● TASK TO COMPLETE
Identify the lines that contain the word "name", then copy them.
★ ★ ★ ★ ★ ★ ★
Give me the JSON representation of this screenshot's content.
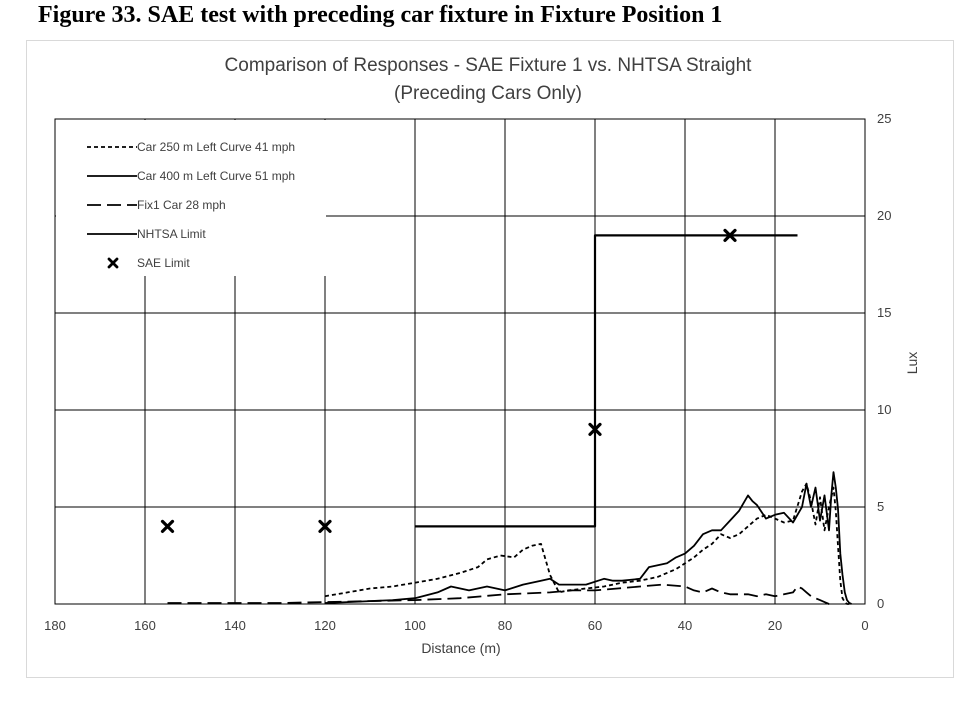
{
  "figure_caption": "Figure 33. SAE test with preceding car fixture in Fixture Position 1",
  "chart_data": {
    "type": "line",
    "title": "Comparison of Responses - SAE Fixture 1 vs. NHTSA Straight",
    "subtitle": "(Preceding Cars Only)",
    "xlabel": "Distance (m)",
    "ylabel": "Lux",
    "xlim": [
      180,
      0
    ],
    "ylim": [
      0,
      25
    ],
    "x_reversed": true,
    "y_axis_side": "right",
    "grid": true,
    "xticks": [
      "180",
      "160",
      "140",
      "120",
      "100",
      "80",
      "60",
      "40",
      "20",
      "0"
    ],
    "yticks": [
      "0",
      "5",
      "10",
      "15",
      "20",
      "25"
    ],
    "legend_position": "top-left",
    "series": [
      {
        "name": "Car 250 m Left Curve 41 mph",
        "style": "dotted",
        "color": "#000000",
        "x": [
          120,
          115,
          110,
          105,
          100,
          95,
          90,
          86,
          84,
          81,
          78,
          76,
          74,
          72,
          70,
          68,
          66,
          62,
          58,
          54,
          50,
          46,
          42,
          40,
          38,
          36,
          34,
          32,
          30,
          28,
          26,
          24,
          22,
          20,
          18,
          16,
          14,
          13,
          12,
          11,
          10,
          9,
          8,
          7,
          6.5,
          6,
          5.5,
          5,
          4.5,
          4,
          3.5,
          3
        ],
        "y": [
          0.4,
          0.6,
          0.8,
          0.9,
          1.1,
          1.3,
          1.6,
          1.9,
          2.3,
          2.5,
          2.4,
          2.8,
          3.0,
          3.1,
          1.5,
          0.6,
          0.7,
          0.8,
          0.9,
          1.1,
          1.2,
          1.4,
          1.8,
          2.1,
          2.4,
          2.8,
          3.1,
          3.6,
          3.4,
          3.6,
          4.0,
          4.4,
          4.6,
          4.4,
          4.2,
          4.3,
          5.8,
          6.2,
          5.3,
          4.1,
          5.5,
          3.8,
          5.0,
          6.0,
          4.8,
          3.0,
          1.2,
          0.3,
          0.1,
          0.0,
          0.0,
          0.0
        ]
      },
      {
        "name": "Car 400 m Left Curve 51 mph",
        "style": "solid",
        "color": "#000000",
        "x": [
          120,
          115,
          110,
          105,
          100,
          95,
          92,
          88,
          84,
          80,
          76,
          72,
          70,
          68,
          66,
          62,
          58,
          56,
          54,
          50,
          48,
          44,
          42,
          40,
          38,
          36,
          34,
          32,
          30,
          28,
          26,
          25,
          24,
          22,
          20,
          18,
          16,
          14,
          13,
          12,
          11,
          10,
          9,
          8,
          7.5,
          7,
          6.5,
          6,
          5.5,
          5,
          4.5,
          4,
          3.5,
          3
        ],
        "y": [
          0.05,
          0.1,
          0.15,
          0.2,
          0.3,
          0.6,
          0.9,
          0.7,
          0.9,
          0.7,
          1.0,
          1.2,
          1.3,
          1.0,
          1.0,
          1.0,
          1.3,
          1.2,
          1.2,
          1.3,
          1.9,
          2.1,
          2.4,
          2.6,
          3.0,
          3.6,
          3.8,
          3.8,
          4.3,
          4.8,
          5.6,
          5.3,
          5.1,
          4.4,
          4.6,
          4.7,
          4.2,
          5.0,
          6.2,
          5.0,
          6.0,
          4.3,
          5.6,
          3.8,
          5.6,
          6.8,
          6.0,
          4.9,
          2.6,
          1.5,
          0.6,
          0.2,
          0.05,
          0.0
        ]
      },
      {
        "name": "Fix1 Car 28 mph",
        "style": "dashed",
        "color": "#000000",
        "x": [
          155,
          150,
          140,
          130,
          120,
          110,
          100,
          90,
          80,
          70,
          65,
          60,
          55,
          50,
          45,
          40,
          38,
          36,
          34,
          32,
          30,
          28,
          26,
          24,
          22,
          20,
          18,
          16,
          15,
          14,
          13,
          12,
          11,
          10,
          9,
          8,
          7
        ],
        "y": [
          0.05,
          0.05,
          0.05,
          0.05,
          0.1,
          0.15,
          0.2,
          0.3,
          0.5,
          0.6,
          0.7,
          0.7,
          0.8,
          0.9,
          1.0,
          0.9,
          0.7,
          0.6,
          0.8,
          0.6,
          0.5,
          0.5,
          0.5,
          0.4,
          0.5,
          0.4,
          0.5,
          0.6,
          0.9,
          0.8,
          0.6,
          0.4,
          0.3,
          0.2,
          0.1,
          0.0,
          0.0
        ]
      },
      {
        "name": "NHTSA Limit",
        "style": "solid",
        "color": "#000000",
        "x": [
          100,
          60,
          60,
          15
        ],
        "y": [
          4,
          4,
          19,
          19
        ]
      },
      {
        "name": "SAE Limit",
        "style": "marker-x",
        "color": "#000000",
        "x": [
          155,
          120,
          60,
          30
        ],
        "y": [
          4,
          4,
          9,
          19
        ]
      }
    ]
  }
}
★ ★ ★ ★ ★ ★ ★
● COMPLETED TASK
        "name": "Car 250 m Left Curve 41 mph",
        "name": "Car 400 m Left Curve 51 mph",
        "name": "Fix1 Car 28 mph",
        "name": "NHTSA Limit",
        "name": "SAE Limit",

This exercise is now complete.